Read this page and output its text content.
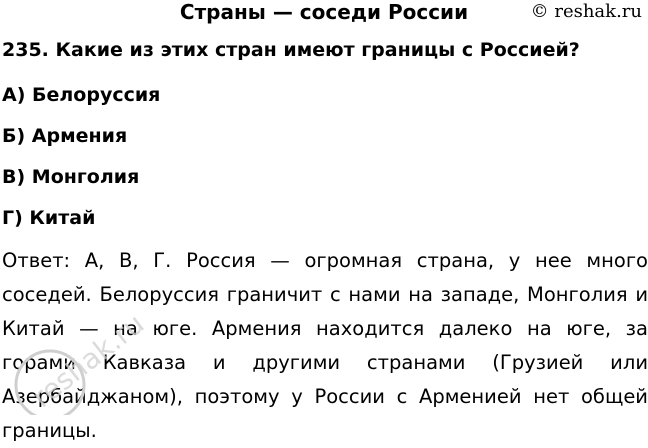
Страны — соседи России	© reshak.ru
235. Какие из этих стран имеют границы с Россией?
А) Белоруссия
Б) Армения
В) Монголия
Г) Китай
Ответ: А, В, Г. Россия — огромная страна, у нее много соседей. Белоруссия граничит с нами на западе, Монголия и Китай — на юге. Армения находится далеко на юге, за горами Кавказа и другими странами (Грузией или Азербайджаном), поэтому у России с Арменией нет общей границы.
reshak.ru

> [TASK BRIEF] Tally the lines containing "Монголия". Provide the number without any other words.

> [SOLUTION TO THIS TASK] 2